Task to carry out: Leave out any picture and return the remaining listing below exactly as given.

Excerpt from a dataset:
(begin)
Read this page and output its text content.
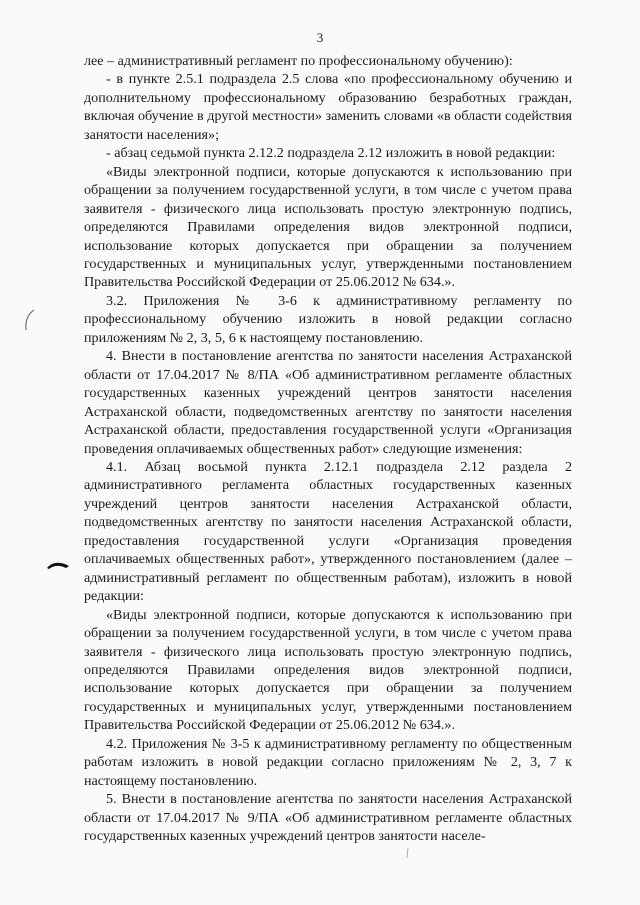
3

лее – административный регламент по профессиональному обучению):

- в пункте 2.5.1 подраздела 2.5 слова «по профессиональному обучению и дополнительному профессиональному образованию безработных граждан, включая обучение в другой местности» заменить словами «в области содействия занятости населения»;

- абзац седьмой пункта 2.12.2 подраздела 2.12 изложить в новой редакции:

«Виды электронной подписи, которые допускаются к использованию при обращении за получением государственной услуги, в том числе с учетом права заявителя - физического лица использовать простую электронную подпись, определяются Правилами определения видов электронной подписи, использование которых допускается при обращении за получением государственных и муниципальных услуг, утвержденными постановлением Правительства Российской Федерации от 25.06.2012 № 634.».

3.2. Приложения № 3-6 к административному регламенту по профессиональному обучению изложить в новой редакции согласно приложениям № 2, 3, 5, 6 к настоящему постановлению.

4. Внести в постановление агентства по занятости населения Астраханской области от 17.04.2017 № 8/ПА «Об административном регламенте областных государственных казенных учреждений центров занятости населения Астраханской области, подведомственных агентству по занятости населения Астраханской области, предоставления государственной услуги «Организация проведения оплачиваемых общественных работ» следующие изменения:

4.1. Абзац восьмой пункта 2.12.1 подраздела 2.12 раздела 2 административного регламента областных государственных казенных учреждений центров занятости населения Астраханской области, подведомственных агентству по занятости населения Астраханской области, предоставления государственной услуги «Организация проведения оплачиваемых общественных работ», утвержденного постановлением (далее – административный регламент по общественным работам), изложить в новой редакции:

«Виды электронной подписи, которые допускаются к использованию при обращении за получением государственной услуги, в том числе с учетом права заявителя - физического лица использовать простую электронную подпись, определяются Правилами определения видов электронной подписи, использование которых допускается при обращении за получением государственных и муниципальных услуг, утвержденными постановлением Правительства Российской Федерации от 25.06.2012 № 634.».

4.2. Приложения № 3-5 к административному регламенту по общественным работам изложить в новой редакции согласно приложениям № 2, 3, 7 к настоящему постановлению.

5. Внести в постановление агентства по занятости населения Астраханской области от 17.04.2017 № 9/ПА «Об административном регламенте областных государственных казенных учреждений центров занятости населе-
(end)
Complete answer:
Read this page and output its text content.
3

лее – административный регламент по профессиональному обучению):

- в пункте 2.5.1 подраздела 2.5 слова «по профессиональному обучению и дополнительному профессиональному образованию безработных граждан, включая обучение в другой местности» заменить словами «в области содействия занятости населения»;

- абзац седьмой пункта 2.12.2 подраздела 2.12 изложить в новой редакции:

«Виды электронной подписи, которые допускаются к использованию при обращении за получением государственной услуги, в том числе с учетом права заявителя - физического лица использовать простую электронную подпись, определяются Правилами определения видов электронной подписи, использование которых допускается при обращении за получением государственных и муниципальных услуг, утвержденными постановлением Правительства Российской Федерации от 25.06.2012 № 634.».

3.2. Приложения № 3-6 к административному регламенту по профессиональному обучению изложить в новой редакции согласно приложениям № 2, 3, 5, 6 к настоящему постановлению.

4. Внести в постановление агентства по занятости населения Астраханской области от 17.04.2017 № 8/ПА «Об административном регламенте областных государственных казенных учреждений центров занятости населения Астраханской области, подведомственных агентству по занятости населения Астраханской области, предоставления государственной услуги «Организация проведения оплачиваемых общественных работ» следующие изменения:

4.1. Абзац восьмой пункта 2.12.1 подраздела 2.12 раздела 2 административного регламента областных государственных казенных учреждений центров занятости населения Астраханской области, подведомственных агентству по занятости населения Астраханской области, предоставления государственной услуги «Организация проведения оплачиваемых общественных работ», утвержденного постановлением (далее – административный регламент по общественным работам), изложить в новой редакции:

«Виды электронной подписи, которые допускаются к использованию при обращении за получением государственной услуги, в том числе с учетом права заявителя - физического лица использовать простую электронную подпись, определяются Правилами определения видов электронной подписи, использование которых допускается при обращении за получением государственных и муниципальных услуг, утвержденными постановлением Правительства Российской Федерации от 25.06.2012 № 634.».

4.2. Приложения № 3-5 к административному регламенту по общественным работам изложить в новой редакции согласно приложениям № 2, 3, 7 к настоящему постановлению.

5. Внести в постановление агентства по занятости населения Астраханской области от 17.04.2017 № 9/ПА «Об административном регламенте областных государственных казенных учреждений центров занятости населе-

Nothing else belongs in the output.